» **Exercise objective**
Copy, from the entries below, each line where the word "φίλος" can be found.

» **Collection entries**
- - - -

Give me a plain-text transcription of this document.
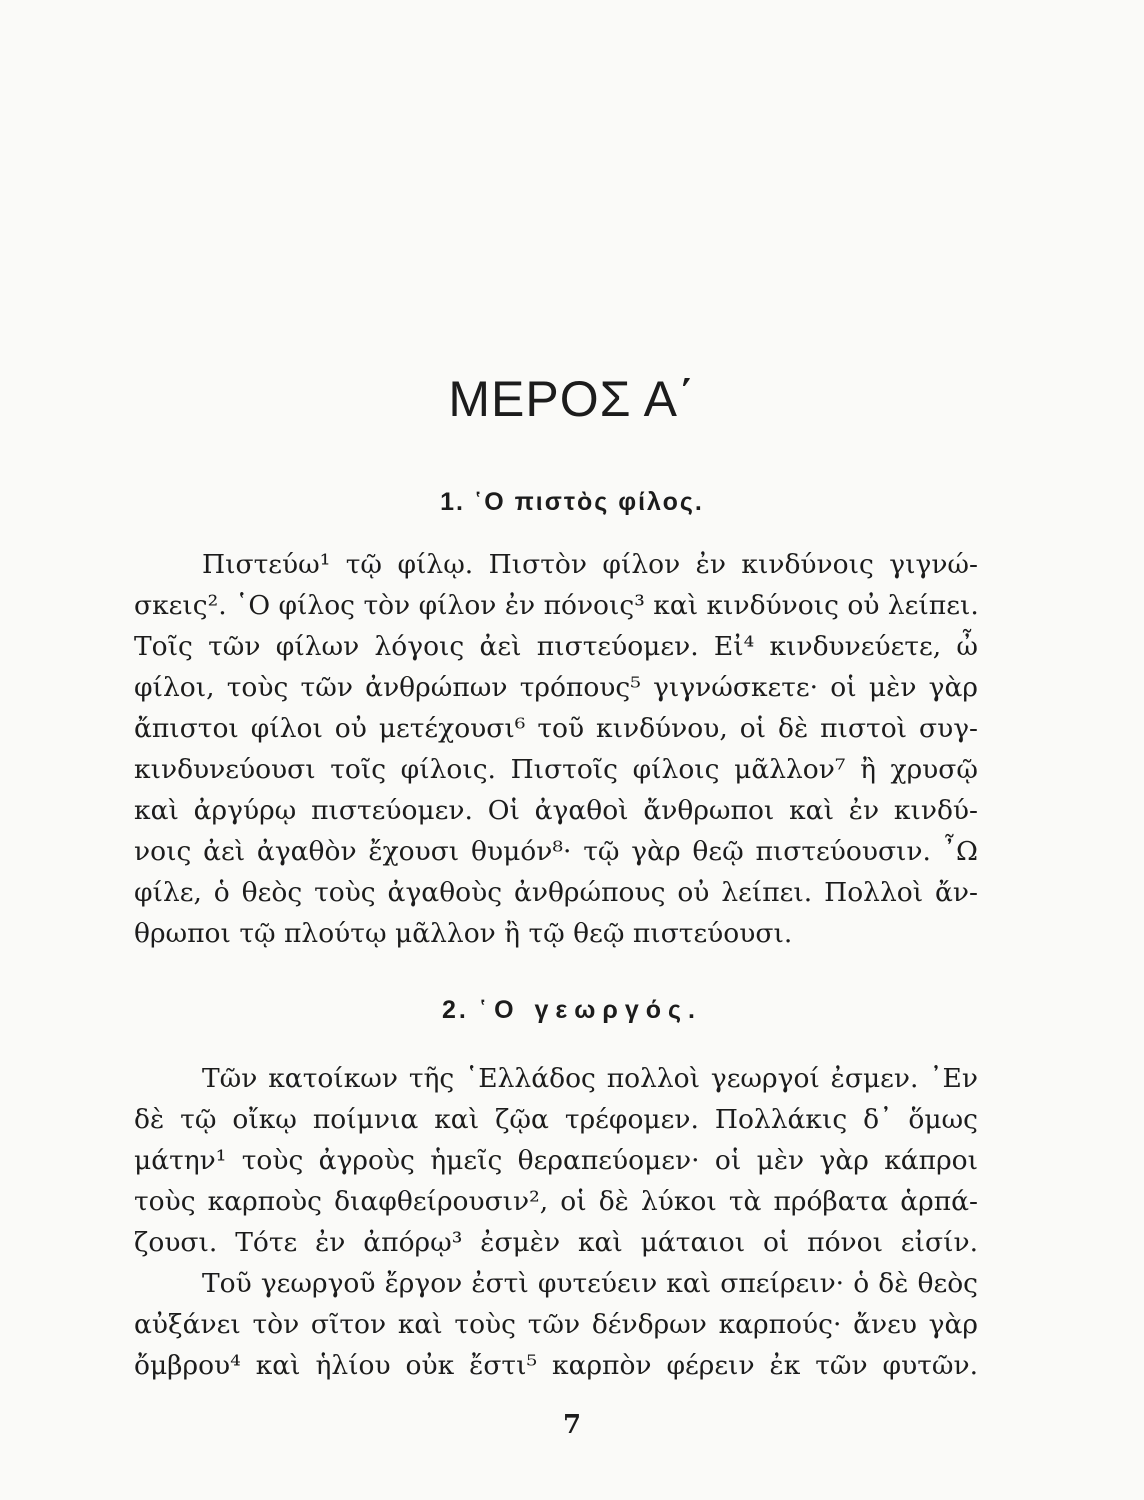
ΜΕΡΟΣ Α΄
1. ῾Ο πιστὸς φίλος.
Πιστεύω¹ τῷ φίλῳ. Πιστὸν φίλον ἐν κινδύνοις γιγνώ-
σκεις². ῾Ο φίλος τὸν φίλον ἐν πόνοις³ καὶ κινδύνοις οὐ λείπει.
Τοῖς τῶν φίλων λόγοις ἀεὶ πιστεύομεν. Εἰ⁴ κινδυνεύετε, ὦ
φίλοι, τοὺς τῶν ἀνθρώπων τρόπους⁵ γιγνώσκετε· οἱ μὲν γὰρ
ἄπιστοι φίλοι οὐ μετέχουσι⁶ τοῦ κινδύνου, οἱ δὲ πιστοὶ συγ-
κινδυνεύουσι τοῖς φίλοις. Πιστοῖς φίλοις μᾶλλον⁷ ἢ χρυσῷ
καὶ ἀργύρῳ πιστεύομεν. Οἱ ἀγαθοὶ ἄνθρωποι καὶ ἐν κινδύ-
νοις ἀεὶ ἀγαθὸν ἔχουσι θυμόν⁸· τῷ γὰρ θεῷ πιστεύουσιν. ῏Ω
φίλε, ὁ θεὸς τοὺς ἀγαθοὺς ἀνθρώπους οὐ λείπει. Πολλοὶ ἄν-
θρωποι τῷ πλούτῳ μᾶλλον ἢ τῷ θεῷ πιστεύουσι.
2. ῾Ο γεωργός.
Τῶν κατοίκων τῆς ῾Ελλάδος πολλοὶ γεωργοί ἐσμεν. ᾿Εν
δὲ τῷ οἴκῳ ποίμνια καὶ ζῷα τρέφομεν. Πολλάκις δ᾿ ὅμως
μάτην¹ τοὺς ἀγροὺς ἡμεῖς θεραπεύομεν· οἱ μὲν γὰρ κάπροι
τοὺς καρποὺς διαφθείρουσιν², οἱ δὲ λύκοι τὰ πρόβατα ἁρπά-
ζουσι. Τότε ἐν ἀπόρῳ³ ἐσμὲν καὶ μάταιοι οἱ πόνοι εἰσίν.
Τοῦ γεωργοῦ ἔργον ἐστὶ φυτεύειν καὶ σπείρειν· ὁ δὲ θεὸς
αὐξάνει τὸν σῖτον καὶ τοὺς τῶν δένδρων καρπούς· ἄνευ γὰρ
ὄμβρου⁴ καὶ ἡλίου οὐκ ἔστι⁵ καρπὸν φέρειν ἐκ τῶν φυτῶν.
7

- - - -

» **Task output**
1. ῾Ο πιστὸς φίλος.
σκεις². ῾Ο φίλος τὸν φίλον ἐν πόνοις³ καὶ κινδύνοις οὐ λείπει.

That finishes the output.